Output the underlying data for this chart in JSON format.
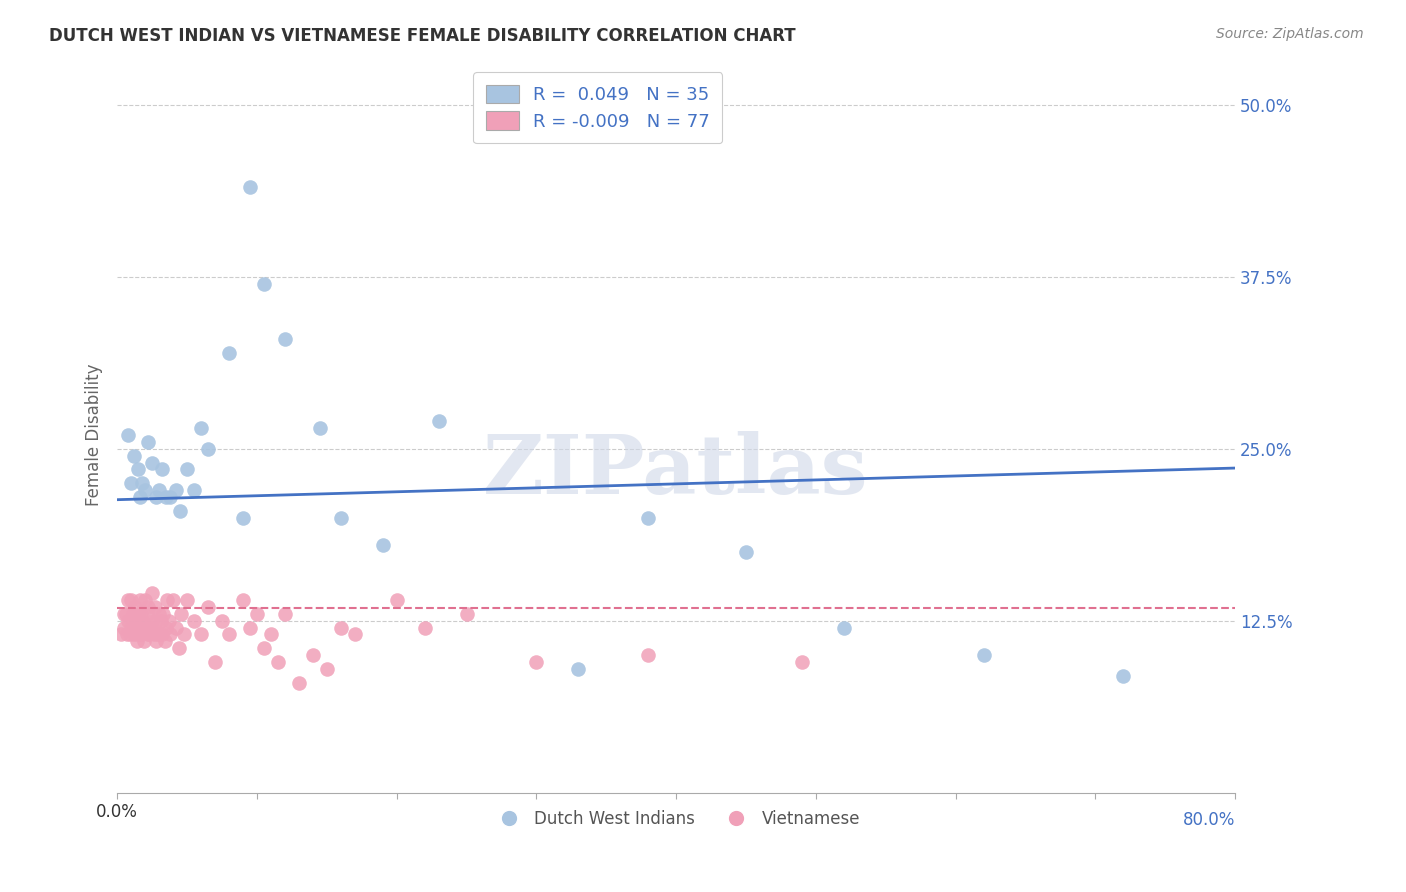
{
  "title": "DUTCH WEST INDIAN VS VIETNAMESE FEMALE DISABILITY CORRELATION CHART",
  "source": "Source: ZipAtlas.com",
  "ylabel": "Female Disability",
  "xlim": [
    0.0,
    0.8
  ],
  "ylim": [
    0.0,
    0.52
  ],
  "ytick_labels": [
    "12.5%",
    "25.0%",
    "37.5%",
    "50.0%"
  ],
  "ytick_values": [
    0.125,
    0.25,
    0.375,
    0.5
  ],
  "xtick_values": [
    0.0,
    0.1,
    0.2,
    0.3,
    0.4,
    0.5,
    0.6,
    0.7,
    0.8
  ],
  "blue_R": 0.049,
  "blue_N": 35,
  "pink_R": -0.009,
  "pink_N": 77,
  "blue_color": "#a8c4e0",
  "pink_color": "#f0a0b8",
  "blue_line_color": "#4472c4",
  "pink_line_color": "#e07090",
  "watermark": "ZIPatlas",
  "watermark_color": "#d0d8e8",
  "legend_blue_label": "Dutch West Indians",
  "legend_pink_label": "Vietnamese",
  "blue_line_start_y": 0.213,
  "blue_line_end_y": 0.236,
  "pink_line_y": 0.134,
  "blue_scatter_x": [
    0.008,
    0.01,
    0.012,
    0.015,
    0.016,
    0.018,
    0.02,
    0.022,
    0.025,
    0.028,
    0.03,
    0.032,
    0.035,
    0.038,
    0.042,
    0.045,
    0.05,
    0.055,
    0.06,
    0.065,
    0.08,
    0.09,
    0.095,
    0.105,
    0.12,
    0.145,
    0.16,
    0.19,
    0.23,
    0.33,
    0.38,
    0.45,
    0.52,
    0.62,
    0.72
  ],
  "blue_scatter_y": [
    0.26,
    0.225,
    0.245,
    0.235,
    0.215,
    0.225,
    0.22,
    0.255,
    0.24,
    0.215,
    0.22,
    0.235,
    0.215,
    0.215,
    0.22,
    0.205,
    0.235,
    0.22,
    0.265,
    0.25,
    0.32,
    0.2,
    0.44,
    0.37,
    0.33,
    0.265,
    0.2,
    0.18,
    0.27,
    0.09,
    0.2,
    0.175,
    0.12,
    0.1,
    0.085
  ],
  "pink_scatter_x": [
    0.003,
    0.005,
    0.005,
    0.006,
    0.007,
    0.008,
    0.008,
    0.009,
    0.01,
    0.01,
    0.011,
    0.012,
    0.012,
    0.013,
    0.014,
    0.015,
    0.015,
    0.016,
    0.016,
    0.017,
    0.018,
    0.018,
    0.019,
    0.02,
    0.02,
    0.021,
    0.022,
    0.022,
    0.023,
    0.024,
    0.025,
    0.025,
    0.026,
    0.027,
    0.028,
    0.028,
    0.029,
    0.03,
    0.03,
    0.031,
    0.032,
    0.033,
    0.034,
    0.035,
    0.036,
    0.037,
    0.038,
    0.04,
    0.042,
    0.044,
    0.046,
    0.048,
    0.05,
    0.055,
    0.06,
    0.065,
    0.07,
    0.075,
    0.08,
    0.09,
    0.095,
    0.1,
    0.105,
    0.11,
    0.115,
    0.12,
    0.13,
    0.14,
    0.15,
    0.16,
    0.17,
    0.2,
    0.22,
    0.25,
    0.3,
    0.38,
    0.49
  ],
  "pink_scatter_y": [
    0.115,
    0.13,
    0.12,
    0.13,
    0.115,
    0.125,
    0.14,
    0.115,
    0.14,
    0.12,
    0.13,
    0.125,
    0.115,
    0.135,
    0.11,
    0.13,
    0.115,
    0.14,
    0.12,
    0.13,
    0.115,
    0.125,
    0.11,
    0.14,
    0.12,
    0.13,
    0.115,
    0.135,
    0.115,
    0.12,
    0.145,
    0.125,
    0.115,
    0.135,
    0.11,
    0.125,
    0.115,
    0.13,
    0.115,
    0.125,
    0.115,
    0.13,
    0.11,
    0.12,
    0.14,
    0.125,
    0.115,
    0.14,
    0.12,
    0.105,
    0.13,
    0.115,
    0.14,
    0.125,
    0.115,
    0.135,
    0.095,
    0.125,
    0.115,
    0.14,
    0.12,
    0.13,
    0.105,
    0.115,
    0.095,
    0.13,
    0.08,
    0.1,
    0.09,
    0.12,
    0.115,
    0.14,
    0.12,
    0.13,
    0.095,
    0.1,
    0.095
  ]
}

EXERCISE REQUIREMENTS = Would you mind returning each entry above word for word, skipping the images?

OUTPUT OF THE EXERCISE =
Output the underlying data for this chart in JSON format.
{
  "title": "DUTCH WEST INDIAN VS VIETNAMESE FEMALE DISABILITY CORRELATION CHART",
  "source": "Source: ZipAtlas.com",
  "ylabel": "Female Disability",
  "xlim": [
    0.0,
    0.8
  ],
  "ylim": [
    0.0,
    0.52
  ],
  "ytick_labels": [
    "12.5%",
    "25.0%",
    "37.5%",
    "50.0%"
  ],
  "ytick_values": [
    0.125,
    0.25,
    0.375,
    0.5
  ],
  "xtick_values": [
    0.0,
    0.1,
    0.2,
    0.3,
    0.4,
    0.5,
    0.6,
    0.7,
    0.8
  ],
  "blue_R": 0.049,
  "blue_N": 35,
  "pink_R": -0.009,
  "pink_N": 77,
  "blue_color": "#a8c4e0",
  "pink_color": "#f0a0b8",
  "blue_line_color": "#4472c4",
  "pink_line_color": "#e07090",
  "watermark": "ZIPatlas",
  "watermark_color": "#d0d8e8",
  "legend_blue_label": "Dutch West Indians",
  "legend_pink_label": "Vietnamese",
  "blue_line_start_y": 0.213,
  "blue_line_end_y": 0.236,
  "pink_line_y": 0.134,
  "blue_scatter_x": [
    0.008,
    0.01,
    0.012,
    0.015,
    0.016,
    0.018,
    0.02,
    0.022,
    0.025,
    0.028,
    0.03,
    0.032,
    0.035,
    0.038,
    0.042,
    0.045,
    0.05,
    0.055,
    0.06,
    0.065,
    0.08,
    0.09,
    0.095,
    0.105,
    0.12,
    0.145,
    0.16,
    0.19,
    0.23,
    0.33,
    0.38,
    0.45,
    0.52,
    0.62,
    0.72
  ],
  "blue_scatter_y": [
    0.26,
    0.225,
    0.245,
    0.235,
    0.215,
    0.225,
    0.22,
    0.255,
    0.24,
    0.215,
    0.22,
    0.235,
    0.215,
    0.215,
    0.22,
    0.205,
    0.235,
    0.22,
    0.265,
    0.25,
    0.32,
    0.2,
    0.44,
    0.37,
    0.33,
    0.265,
    0.2,
    0.18,
    0.27,
    0.09,
    0.2,
    0.175,
    0.12,
    0.1,
    0.085
  ],
  "pink_scatter_x": [
    0.003,
    0.005,
    0.005,
    0.006,
    0.007,
    0.008,
    0.008,
    0.009,
    0.01,
    0.01,
    0.011,
    0.012,
    0.012,
    0.013,
    0.014,
    0.015,
    0.015,
    0.016,
    0.016,
    0.017,
    0.018,
    0.018,
    0.019,
    0.02,
    0.02,
    0.021,
    0.022,
    0.022,
    0.023,
    0.024,
    0.025,
    0.025,
    0.026,
    0.027,
    0.028,
    0.028,
    0.029,
    0.03,
    0.03,
    0.031,
    0.032,
    0.033,
    0.034,
    0.035,
    0.036,
    0.037,
    0.038,
    0.04,
    0.042,
    0.044,
    0.046,
    0.048,
    0.05,
    0.055,
    0.06,
    0.065,
    0.07,
    0.075,
    0.08,
    0.09,
    0.095,
    0.1,
    0.105,
    0.11,
    0.115,
    0.12,
    0.13,
    0.14,
    0.15,
    0.16,
    0.17,
    0.2,
    0.22,
    0.25,
    0.3,
    0.38,
    0.49
  ],
  "pink_scatter_y": [
    0.115,
    0.13,
    0.12,
    0.13,
    0.115,
    0.125,
    0.14,
    0.115,
    0.14,
    0.12,
    0.13,
    0.125,
    0.115,
    0.135,
    0.11,
    0.13,
    0.115,
    0.14,
    0.12,
    0.13,
    0.115,
    0.125,
    0.11,
    0.14,
    0.12,
    0.13,
    0.115,
    0.135,
    0.115,
    0.12,
    0.145,
    0.125,
    0.115,
    0.135,
    0.11,
    0.125,
    0.115,
    0.13,
    0.115,
    0.125,
    0.115,
    0.13,
    0.11,
    0.12,
    0.14,
    0.125,
    0.115,
    0.14,
    0.12,
    0.105,
    0.13,
    0.115,
    0.14,
    0.125,
    0.115,
    0.135,
    0.095,
    0.125,
    0.115,
    0.14,
    0.12,
    0.13,
    0.105,
    0.115,
    0.095,
    0.13,
    0.08,
    0.1,
    0.09,
    0.12,
    0.115,
    0.14,
    0.12,
    0.13,
    0.095,
    0.1,
    0.095
  ]
}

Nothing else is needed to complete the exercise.